Stated problem: Can you reproduce every one of the rows below verbatim, without changing a single character?

(Labeled box records)
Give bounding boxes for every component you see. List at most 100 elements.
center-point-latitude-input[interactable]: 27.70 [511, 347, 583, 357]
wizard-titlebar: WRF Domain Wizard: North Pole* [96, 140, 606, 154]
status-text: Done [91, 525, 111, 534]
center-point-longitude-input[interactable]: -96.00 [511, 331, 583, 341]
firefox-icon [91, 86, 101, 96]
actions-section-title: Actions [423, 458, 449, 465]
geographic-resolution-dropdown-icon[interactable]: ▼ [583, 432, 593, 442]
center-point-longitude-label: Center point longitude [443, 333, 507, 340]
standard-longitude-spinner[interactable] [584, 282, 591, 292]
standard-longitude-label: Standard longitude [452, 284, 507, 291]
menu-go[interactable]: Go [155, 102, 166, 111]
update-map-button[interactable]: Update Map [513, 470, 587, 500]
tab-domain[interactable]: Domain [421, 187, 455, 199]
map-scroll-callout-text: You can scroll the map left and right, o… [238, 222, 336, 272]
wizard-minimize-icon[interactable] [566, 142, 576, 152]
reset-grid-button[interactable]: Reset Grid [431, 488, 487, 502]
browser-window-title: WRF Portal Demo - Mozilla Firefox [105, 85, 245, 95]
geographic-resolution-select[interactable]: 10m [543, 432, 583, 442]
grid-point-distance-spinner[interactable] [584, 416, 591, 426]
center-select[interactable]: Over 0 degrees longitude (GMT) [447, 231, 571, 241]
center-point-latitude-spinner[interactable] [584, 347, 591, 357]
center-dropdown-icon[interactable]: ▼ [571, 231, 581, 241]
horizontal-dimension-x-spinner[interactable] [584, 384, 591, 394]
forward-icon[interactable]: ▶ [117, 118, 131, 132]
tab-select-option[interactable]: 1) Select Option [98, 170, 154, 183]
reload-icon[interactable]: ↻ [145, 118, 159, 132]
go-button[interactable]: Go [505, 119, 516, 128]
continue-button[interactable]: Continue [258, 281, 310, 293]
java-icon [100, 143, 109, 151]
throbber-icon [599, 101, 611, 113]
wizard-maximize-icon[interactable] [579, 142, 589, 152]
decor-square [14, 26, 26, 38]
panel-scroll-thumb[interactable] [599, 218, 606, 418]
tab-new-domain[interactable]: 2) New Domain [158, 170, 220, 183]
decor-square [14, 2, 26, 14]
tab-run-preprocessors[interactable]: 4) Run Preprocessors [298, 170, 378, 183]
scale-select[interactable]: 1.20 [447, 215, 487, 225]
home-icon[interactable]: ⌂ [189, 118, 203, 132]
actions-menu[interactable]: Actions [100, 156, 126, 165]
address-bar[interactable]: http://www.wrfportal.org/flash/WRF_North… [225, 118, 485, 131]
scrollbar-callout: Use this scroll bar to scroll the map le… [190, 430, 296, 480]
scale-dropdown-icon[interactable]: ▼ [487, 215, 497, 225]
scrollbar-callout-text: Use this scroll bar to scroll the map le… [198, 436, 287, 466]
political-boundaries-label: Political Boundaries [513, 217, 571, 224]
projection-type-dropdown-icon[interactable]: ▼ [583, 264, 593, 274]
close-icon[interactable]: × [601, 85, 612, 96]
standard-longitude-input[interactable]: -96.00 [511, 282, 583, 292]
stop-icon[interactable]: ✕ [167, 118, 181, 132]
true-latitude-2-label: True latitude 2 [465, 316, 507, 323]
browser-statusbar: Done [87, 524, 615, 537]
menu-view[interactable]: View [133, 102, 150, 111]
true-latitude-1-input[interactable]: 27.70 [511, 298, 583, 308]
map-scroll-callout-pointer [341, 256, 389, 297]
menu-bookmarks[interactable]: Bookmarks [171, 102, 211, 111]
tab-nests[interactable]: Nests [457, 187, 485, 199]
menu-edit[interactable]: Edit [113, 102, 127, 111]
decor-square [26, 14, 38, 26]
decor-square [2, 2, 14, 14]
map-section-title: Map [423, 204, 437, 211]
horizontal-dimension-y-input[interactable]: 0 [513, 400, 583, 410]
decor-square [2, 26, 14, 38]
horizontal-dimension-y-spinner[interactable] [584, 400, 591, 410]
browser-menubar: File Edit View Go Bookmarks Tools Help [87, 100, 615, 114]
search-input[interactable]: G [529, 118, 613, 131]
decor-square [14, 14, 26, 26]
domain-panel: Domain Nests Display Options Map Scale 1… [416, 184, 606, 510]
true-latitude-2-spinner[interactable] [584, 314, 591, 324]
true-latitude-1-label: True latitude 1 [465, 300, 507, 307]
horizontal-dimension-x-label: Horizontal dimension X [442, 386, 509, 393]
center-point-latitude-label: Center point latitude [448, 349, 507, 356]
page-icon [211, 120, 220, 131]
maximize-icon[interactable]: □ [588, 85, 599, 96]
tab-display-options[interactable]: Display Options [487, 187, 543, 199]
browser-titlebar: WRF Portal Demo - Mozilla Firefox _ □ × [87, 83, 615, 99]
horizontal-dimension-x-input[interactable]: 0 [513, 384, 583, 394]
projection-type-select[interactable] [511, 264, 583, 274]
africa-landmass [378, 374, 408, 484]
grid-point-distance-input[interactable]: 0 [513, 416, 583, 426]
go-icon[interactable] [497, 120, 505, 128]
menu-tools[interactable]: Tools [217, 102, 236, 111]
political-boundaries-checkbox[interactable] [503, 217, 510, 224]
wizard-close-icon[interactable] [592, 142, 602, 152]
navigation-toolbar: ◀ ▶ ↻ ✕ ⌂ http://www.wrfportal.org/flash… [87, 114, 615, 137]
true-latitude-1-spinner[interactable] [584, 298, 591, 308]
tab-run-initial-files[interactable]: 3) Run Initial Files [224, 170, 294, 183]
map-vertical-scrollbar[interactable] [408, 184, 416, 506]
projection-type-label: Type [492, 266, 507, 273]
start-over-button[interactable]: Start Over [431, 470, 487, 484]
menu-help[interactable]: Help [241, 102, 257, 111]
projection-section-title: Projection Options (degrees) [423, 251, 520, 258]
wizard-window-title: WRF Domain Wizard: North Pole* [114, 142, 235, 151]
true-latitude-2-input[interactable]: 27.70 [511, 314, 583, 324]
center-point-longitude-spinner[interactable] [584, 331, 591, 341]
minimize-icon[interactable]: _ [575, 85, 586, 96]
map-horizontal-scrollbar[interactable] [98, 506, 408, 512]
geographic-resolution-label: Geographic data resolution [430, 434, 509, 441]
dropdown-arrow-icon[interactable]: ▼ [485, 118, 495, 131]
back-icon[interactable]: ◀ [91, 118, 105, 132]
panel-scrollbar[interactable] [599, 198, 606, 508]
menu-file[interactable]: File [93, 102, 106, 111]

Reply:
Give bounding boxes for every component you see. List at most 100 elements.
center-point-latitude-input[interactable]: 27.70 [511, 347, 583, 357]
wizard-titlebar: WRF Domain Wizard: North Pole* [96, 140, 606, 154]
status-text: Done [91, 525, 111, 534]
center-point-longitude-input[interactable]: -96.00 [511, 331, 583, 341]
firefox-icon [91, 86, 101, 96]
actions-section-title: Actions [423, 458, 449, 465]
geographic-resolution-dropdown-icon[interactable]: ▼ [583, 432, 593, 442]
center-point-longitude-label: Center point longitude [443, 333, 507, 340]
standard-longitude-spinner[interactable] [584, 282, 591, 292]
standard-longitude-label: Standard longitude [452, 284, 507, 291]
menu-go[interactable]: Go [155, 102, 166, 111]
update-map-button[interactable]: Update Map [513, 470, 587, 500]
tab-domain[interactable]: Domain [421, 187, 455, 199]
map-scroll-callout-text: You can scroll the map left and right, o… [238, 222, 336, 272]
wizard-minimize-icon[interactable] [566, 142, 576, 152]
reset-grid-button[interactable]: Reset Grid [431, 488, 487, 502]
browser-window-title: WRF Portal Demo - Mozilla Firefox [105, 85, 245, 95]
geographic-resolution-select[interactable]: 10m [543, 432, 583, 442]
grid-point-distance-spinner[interactable] [584, 416, 591, 426]
center-select[interactable]: Over 0 degrees longitude (GMT) [447, 231, 571, 241]
center-point-latitude-spinner[interactable] [584, 347, 591, 357]
center-dropdown-icon[interactable]: ▼ [571, 231, 581, 241]
horizontal-dimension-x-spinner[interactable] [584, 384, 591, 394]
forward-icon[interactable]: ▶ [117, 118, 131, 132]
tab-select-option[interactable]: 1) Select Option [98, 170, 154, 183]
reload-icon[interactable]: ↻ [145, 118, 159, 132]
go-button[interactable]: Go [505, 119, 516, 128]
continue-button[interactable]: Continue [258, 281, 310, 293]
java-icon [100, 143, 109, 151]
throbber-icon [599, 101, 611, 113]
wizard-maximize-icon[interactable] [579, 142, 589, 152]
decor-square [14, 26, 26, 38]
panel-scroll-thumb[interactable] [599, 218, 606, 418]
tab-new-domain[interactable]: 2) New Domain [158, 170, 220, 183]
decor-square [14, 2, 26, 14]
tab-run-preprocessors[interactable]: 4) Run Preprocessors [298, 170, 378, 183]
scale-select[interactable]: 1.20 [447, 215, 487, 225]
home-icon[interactable]: ⌂ [189, 118, 203, 132]
actions-menu[interactable]: Actions [100, 156, 126, 165]
address-bar[interactable]: http://www.wrfportal.org/flash/WRF_North… [225, 118, 485, 131]
scrollbar-callout: Use this scroll bar to scroll the map le… [190, 430, 296, 480]
scale-dropdown-icon[interactable]: ▼ [487, 215, 497, 225]
scrollbar-callout-text: Use this scroll bar to scroll the map le… [198, 436, 287, 466]
political-boundaries-label: Political Boundaries [513, 217, 571, 224]
projection-type-dropdown-icon[interactable]: ▼ [583, 264, 593, 274]
close-icon[interactable]: × [601, 85, 612, 96]
standard-longitude-input[interactable]: -96.00 [511, 282, 583, 292]
stop-icon[interactable]: ✕ [167, 118, 181, 132]
true-latitude-2-label: True latitude 2 [465, 316, 507, 323]
browser-statusbar: Done [87, 524, 615, 537]
menu-view[interactable]: View [133, 102, 150, 111]
true-latitude-1-input[interactable]: 27.70 [511, 298, 583, 308]
map-scroll-callout-pointer [341, 256, 389, 297]
menu-bookmarks[interactable]: Bookmarks [171, 102, 211, 111]
tab-nests[interactable]: Nests [457, 187, 485, 199]
menu-edit[interactable]: Edit [113, 102, 127, 111]
decor-square [26, 14, 38, 26]
decor-square [2, 2, 14, 14]
map-section-title: Map [423, 204, 437, 211]
horizontal-dimension-y-input[interactable]: 0 [513, 400, 583, 410]
decor-square [2, 26, 14, 38]
horizontal-dimension-y-spinner[interactable] [584, 400, 591, 410]
browser-menubar: File Edit View Go Bookmarks Tools Help [87, 100, 615, 114]
search-input[interactable]: G [529, 118, 613, 131]
decor-square [14, 14, 26, 26]
domain-panel: Domain Nests Display Options Map Scale 1… [416, 184, 606, 510]
true-latitude-2-spinner[interactable] [584, 314, 591, 324]
true-latitude-1-label: True latitude 1 [465, 300, 507, 307]
horizontal-dimension-x-label: Horizontal dimension X [442, 386, 509, 393]
center-point-latitude-label: Center point latitude [448, 349, 507, 356]
page-icon [211, 120, 220, 131]
maximize-icon[interactable]: □ [588, 85, 599, 96]
tab-display-options[interactable]: Display Options [487, 187, 543, 199]
browser-titlebar: WRF Portal Demo - Mozilla Firefox _ □ × [87, 83, 615, 99]
horizontal-dimension-x-input[interactable]: 0 [513, 384, 583, 394]
projection-type-select[interactable] [511, 264, 583, 274]
africa-landmass [378, 374, 408, 484]
grid-point-distance-input[interactable]: 0 [513, 416, 583, 426]
go-icon[interactable] [497, 120, 505, 128]
menu-tools[interactable]: Tools [217, 102, 236, 111]
political-boundaries-checkbox[interactable] [503, 217, 510, 224]
wizard-close-icon[interactable] [592, 142, 602, 152]
navigation-toolbar: ◀ ▶ ↻ ✕ ⌂ http://www.wrfportal.org/flash… [87, 114, 615, 137]
true-latitude-1-spinner[interactable] [584, 298, 591, 308]
tab-run-initial-files[interactable]: 3) Run Initial Files [224, 170, 294, 183]
map-vertical-scrollbar[interactable] [408, 184, 416, 506]
projection-type-label: Type [492, 266, 507, 273]
start-over-button[interactable]: Start Over [431, 470, 487, 484]
menu-help[interactable]: Help [241, 102, 257, 111]
projection-section-title: Projection Options (degrees) [423, 251, 520, 258]
wizard-window-title: WRF Domain Wizard: North Pole* [114, 142, 235, 151]
true-latitude-2-input[interactable]: 27.70 [511, 314, 583, 324]
center-point-longitude-spinner[interactable] [584, 331, 591, 341]
minimize-icon[interactable]: _ [575, 85, 586, 96]
map-horizontal-scrollbar[interactable] [98, 506, 408, 512]
geographic-resolution-label: Geographic data resolution [430, 434, 509, 441]
dropdown-arrow-icon[interactable]: ▼ [485, 118, 495, 131]
back-icon[interactable]: ◀ [91, 118, 105, 132]
panel-scrollbar[interactable] [599, 198, 606, 508]
menu-file[interactable]: File [93, 102, 106, 111]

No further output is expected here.